▶ [Rows from a figure dataset]
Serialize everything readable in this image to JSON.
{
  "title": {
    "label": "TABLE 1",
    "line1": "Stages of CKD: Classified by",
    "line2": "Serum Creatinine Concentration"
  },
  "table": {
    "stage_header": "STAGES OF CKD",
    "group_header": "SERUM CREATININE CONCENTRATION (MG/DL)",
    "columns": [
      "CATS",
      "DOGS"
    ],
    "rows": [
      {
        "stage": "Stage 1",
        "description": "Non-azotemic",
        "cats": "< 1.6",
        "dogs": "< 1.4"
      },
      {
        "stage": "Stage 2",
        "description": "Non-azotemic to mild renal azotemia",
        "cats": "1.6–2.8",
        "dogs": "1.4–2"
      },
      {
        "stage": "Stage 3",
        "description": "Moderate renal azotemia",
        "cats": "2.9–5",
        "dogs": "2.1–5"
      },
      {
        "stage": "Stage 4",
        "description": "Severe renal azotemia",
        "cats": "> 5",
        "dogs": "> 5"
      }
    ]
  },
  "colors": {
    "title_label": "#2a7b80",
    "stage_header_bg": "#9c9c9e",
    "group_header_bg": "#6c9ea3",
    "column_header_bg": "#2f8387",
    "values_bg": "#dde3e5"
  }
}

▶ [Problem details] Return every line of the material exactly.

▶ [Solved problem]
Serialize everything readable in this image to JSON.
{
  "title": {
    "label": "TABLE 1",
    "line1": "Stages of CKD: Classified by",
    "line2": "Serum Creatinine Concentration"
  },
  "table": {
    "stage_header": "STAGES OF CKD",
    "group_header": "SERUM CREATININE CONCENTRATION (MG/DL)",
    "columns": [
      "CATS",
      "DOGS"
    ],
    "rows": [
      {
        "stage": "Stage 1",
        "description": "Non-azotemic",
        "cats": "< 1.6",
        "dogs": "< 1.4"
      },
      {
        "stage": "Stage 2",
        "description": "Non-azotemic to mild renal azotemia",
        "cats": "1.6–2.8",
        "dogs": "1.4–2"
      },
      {
        "stage": "Stage 3",
        "description": "Moderate renal azotemia",
        "cats": "2.9–5",
        "dogs": "2.1–5"
      },
      {
        "stage": "Stage 4",
        "description": "Severe renal azotemia",
        "cats": "> 5",
        "dogs": "> 5"
      }
    ]
  },
  "colors": {
    "title_label": "#2a7b80",
    "stage_header_bg": "#9c9c9e",
    "group_header_bg": "#6c9ea3",
    "column_header_bg": "#2f8387",
    "values_bg": "#dde3e5"
  }
}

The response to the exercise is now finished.